- PROBLEM TO SOLVE:
Transcribe the records that follow exactly. Skip the pictures.

-------- EXERCISE MATERIAL

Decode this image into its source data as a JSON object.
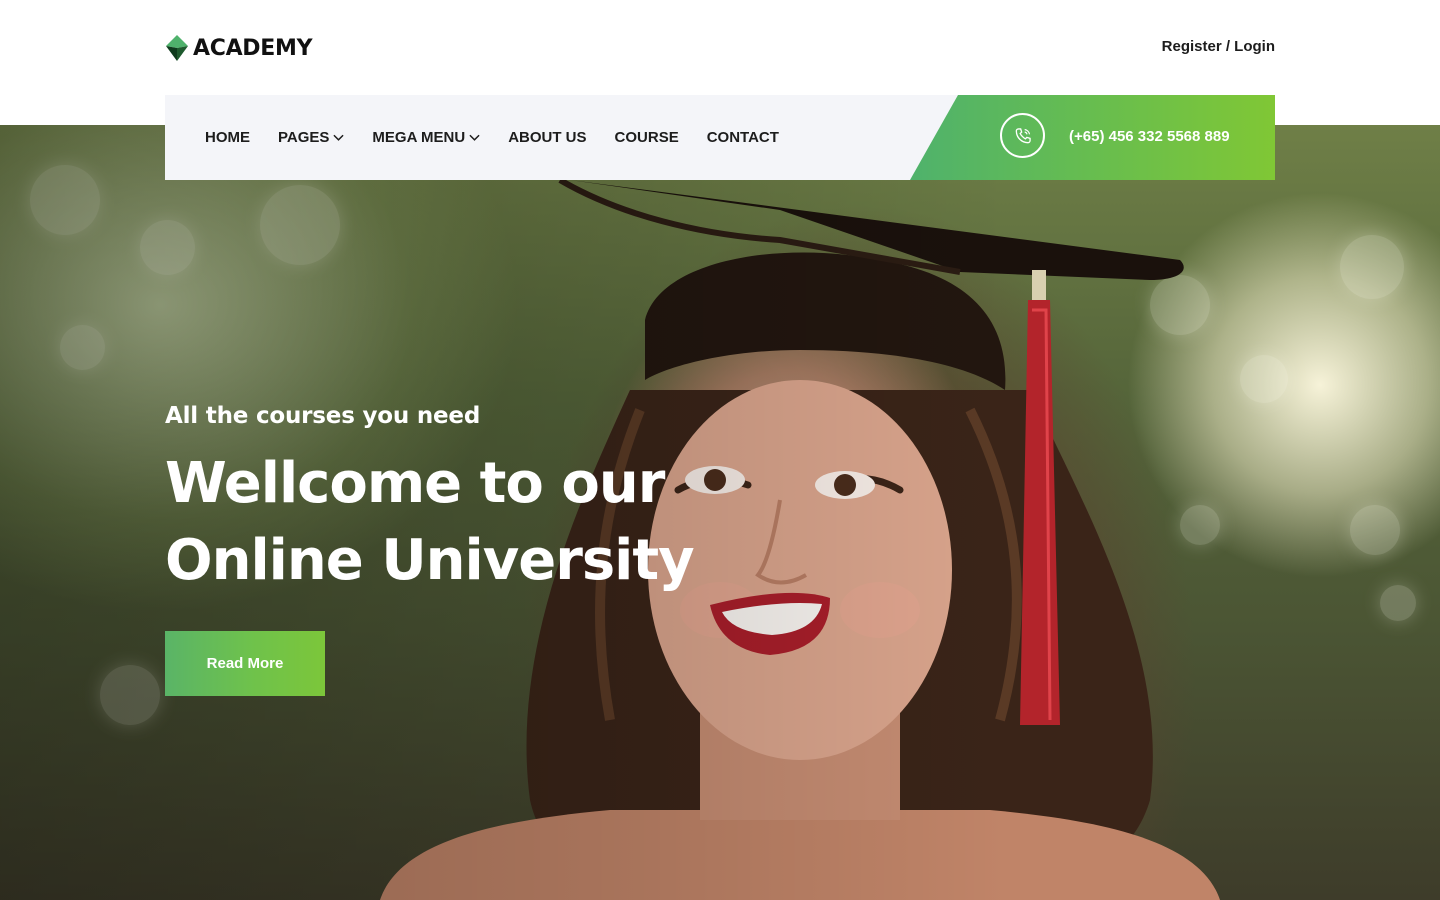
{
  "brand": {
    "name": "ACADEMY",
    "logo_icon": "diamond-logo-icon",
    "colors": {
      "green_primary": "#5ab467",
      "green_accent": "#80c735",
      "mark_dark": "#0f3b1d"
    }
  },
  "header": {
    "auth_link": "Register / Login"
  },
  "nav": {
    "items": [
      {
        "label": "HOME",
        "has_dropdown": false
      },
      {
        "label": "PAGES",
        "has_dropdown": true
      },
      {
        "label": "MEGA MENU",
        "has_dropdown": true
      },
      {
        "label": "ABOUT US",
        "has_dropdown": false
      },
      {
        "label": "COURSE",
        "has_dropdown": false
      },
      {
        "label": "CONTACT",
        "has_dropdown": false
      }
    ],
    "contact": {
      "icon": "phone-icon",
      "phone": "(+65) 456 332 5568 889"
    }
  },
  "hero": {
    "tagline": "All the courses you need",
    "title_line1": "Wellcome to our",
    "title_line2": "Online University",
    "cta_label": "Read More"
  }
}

----------------

- IN RESPONSE:
Decode this image into its source data as a JSON object.
{
  "brand": {
    "name": "ACADEMY",
    "logo_icon": "diamond-logo-icon",
    "colors": {
      "green_primary": "#5ab467",
      "green_accent": "#80c735",
      "mark_dark": "#0f3b1d"
    }
  },
  "header": {
    "auth_link": "Register / Login"
  },
  "nav": {
    "items": [
      {
        "label": "HOME",
        "has_dropdown": false
      },
      {
        "label": "PAGES",
        "has_dropdown": true
      },
      {
        "label": "MEGA MENU",
        "has_dropdown": true
      },
      {
        "label": "ABOUT US",
        "has_dropdown": false
      },
      {
        "label": "COURSE",
        "has_dropdown": false
      },
      {
        "label": "CONTACT",
        "has_dropdown": false
      }
    ],
    "contact": {
      "icon": "phone-icon",
      "phone": "(+65) 456 332 5568 889"
    }
  },
  "hero": {
    "tagline": "All the courses you need",
    "title_line1": "Wellcome to our",
    "title_line2": "Online University",
    "cta_label": "Read More"
  }
}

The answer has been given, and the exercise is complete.